Copy every line that contains the string "this" from the entries below.

— LISTED ENTRIES —
----------
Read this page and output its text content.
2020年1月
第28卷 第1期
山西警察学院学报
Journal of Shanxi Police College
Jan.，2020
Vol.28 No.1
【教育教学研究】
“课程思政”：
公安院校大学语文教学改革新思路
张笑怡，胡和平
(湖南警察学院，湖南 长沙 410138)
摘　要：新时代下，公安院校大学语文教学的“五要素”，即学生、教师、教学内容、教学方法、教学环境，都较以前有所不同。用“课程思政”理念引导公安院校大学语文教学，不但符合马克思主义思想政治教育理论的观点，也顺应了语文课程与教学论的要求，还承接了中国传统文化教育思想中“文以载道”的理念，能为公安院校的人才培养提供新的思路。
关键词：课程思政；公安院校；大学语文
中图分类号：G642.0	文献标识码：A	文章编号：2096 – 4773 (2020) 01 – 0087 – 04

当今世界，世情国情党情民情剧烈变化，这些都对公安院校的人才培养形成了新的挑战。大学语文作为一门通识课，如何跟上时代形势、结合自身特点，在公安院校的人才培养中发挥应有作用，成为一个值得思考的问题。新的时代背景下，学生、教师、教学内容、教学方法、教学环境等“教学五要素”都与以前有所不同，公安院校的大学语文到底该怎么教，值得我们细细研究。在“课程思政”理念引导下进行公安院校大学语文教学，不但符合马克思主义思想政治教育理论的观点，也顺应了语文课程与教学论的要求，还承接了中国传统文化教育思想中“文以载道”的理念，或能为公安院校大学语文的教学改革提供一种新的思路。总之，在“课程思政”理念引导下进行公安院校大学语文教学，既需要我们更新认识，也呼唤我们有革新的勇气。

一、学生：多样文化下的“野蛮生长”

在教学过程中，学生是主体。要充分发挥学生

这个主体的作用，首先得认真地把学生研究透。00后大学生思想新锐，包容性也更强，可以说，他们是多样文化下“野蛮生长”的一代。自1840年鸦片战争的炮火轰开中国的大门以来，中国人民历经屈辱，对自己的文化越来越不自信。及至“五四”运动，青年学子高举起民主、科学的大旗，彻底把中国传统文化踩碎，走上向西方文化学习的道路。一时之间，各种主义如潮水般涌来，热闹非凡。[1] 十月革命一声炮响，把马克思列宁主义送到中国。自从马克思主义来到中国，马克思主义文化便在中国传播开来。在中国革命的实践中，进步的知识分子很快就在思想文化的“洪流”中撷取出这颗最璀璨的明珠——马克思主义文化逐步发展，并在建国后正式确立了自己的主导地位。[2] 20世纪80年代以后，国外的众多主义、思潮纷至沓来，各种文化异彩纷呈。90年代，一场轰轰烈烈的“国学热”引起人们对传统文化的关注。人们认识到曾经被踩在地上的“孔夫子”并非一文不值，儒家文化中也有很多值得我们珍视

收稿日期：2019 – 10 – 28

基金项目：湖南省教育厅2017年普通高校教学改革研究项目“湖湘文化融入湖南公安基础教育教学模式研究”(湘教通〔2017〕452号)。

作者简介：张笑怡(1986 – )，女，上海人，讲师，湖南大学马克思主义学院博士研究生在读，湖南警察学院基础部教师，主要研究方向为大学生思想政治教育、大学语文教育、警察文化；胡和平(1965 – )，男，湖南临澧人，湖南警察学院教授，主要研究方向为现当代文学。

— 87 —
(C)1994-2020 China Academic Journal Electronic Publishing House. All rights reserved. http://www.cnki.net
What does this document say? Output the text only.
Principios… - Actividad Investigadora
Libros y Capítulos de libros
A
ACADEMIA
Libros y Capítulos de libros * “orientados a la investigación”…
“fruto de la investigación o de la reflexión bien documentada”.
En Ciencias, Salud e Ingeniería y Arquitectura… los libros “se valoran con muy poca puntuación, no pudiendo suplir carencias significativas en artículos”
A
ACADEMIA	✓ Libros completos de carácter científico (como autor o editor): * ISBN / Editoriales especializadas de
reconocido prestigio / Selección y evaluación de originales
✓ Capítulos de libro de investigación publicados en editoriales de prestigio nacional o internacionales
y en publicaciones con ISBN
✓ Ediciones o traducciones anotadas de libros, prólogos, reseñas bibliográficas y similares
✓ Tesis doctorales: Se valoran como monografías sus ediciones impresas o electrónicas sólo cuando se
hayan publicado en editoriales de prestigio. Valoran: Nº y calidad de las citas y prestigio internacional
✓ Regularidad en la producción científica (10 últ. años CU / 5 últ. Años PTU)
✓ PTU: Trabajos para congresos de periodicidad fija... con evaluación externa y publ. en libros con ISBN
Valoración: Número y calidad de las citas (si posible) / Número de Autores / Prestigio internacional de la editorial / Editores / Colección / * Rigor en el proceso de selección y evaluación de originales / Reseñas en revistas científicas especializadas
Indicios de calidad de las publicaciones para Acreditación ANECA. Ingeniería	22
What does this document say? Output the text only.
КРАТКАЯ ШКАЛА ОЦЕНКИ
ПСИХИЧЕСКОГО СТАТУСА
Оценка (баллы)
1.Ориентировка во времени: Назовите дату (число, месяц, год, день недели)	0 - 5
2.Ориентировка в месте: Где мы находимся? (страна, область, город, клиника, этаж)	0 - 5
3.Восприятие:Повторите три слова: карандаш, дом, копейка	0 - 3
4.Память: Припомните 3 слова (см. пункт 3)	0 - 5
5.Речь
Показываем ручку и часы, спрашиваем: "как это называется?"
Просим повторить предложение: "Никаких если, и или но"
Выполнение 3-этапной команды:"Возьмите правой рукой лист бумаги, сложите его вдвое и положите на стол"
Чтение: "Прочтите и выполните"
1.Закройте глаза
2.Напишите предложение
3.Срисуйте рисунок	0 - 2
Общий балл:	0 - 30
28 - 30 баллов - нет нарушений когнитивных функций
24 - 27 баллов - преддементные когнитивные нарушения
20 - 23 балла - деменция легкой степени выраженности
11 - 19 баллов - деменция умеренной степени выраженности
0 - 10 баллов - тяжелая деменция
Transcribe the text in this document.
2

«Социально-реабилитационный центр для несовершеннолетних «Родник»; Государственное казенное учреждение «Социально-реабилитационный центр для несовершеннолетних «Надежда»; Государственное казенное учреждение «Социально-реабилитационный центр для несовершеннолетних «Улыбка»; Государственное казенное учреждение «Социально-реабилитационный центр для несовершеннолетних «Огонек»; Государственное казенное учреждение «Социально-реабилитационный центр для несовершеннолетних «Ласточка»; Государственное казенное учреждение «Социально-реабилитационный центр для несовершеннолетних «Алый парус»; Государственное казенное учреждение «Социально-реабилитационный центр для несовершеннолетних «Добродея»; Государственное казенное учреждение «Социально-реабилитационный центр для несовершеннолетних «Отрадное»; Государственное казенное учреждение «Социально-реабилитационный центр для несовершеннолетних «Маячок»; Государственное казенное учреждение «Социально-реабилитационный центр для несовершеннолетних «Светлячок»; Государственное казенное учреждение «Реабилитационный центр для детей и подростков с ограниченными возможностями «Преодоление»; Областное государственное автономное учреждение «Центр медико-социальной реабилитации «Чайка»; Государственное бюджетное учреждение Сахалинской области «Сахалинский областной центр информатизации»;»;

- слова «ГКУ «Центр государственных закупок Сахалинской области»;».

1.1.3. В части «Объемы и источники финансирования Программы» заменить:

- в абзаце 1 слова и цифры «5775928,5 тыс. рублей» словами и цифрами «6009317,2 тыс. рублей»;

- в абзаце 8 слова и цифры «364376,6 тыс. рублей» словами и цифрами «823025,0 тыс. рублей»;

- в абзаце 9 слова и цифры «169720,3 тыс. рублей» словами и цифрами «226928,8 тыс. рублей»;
----------
— TASK OUTPUT —
Read this page and output its text content.
What does this document say? Output the text only.
What does this document say? Output the text only.
Transcribe the text in this document.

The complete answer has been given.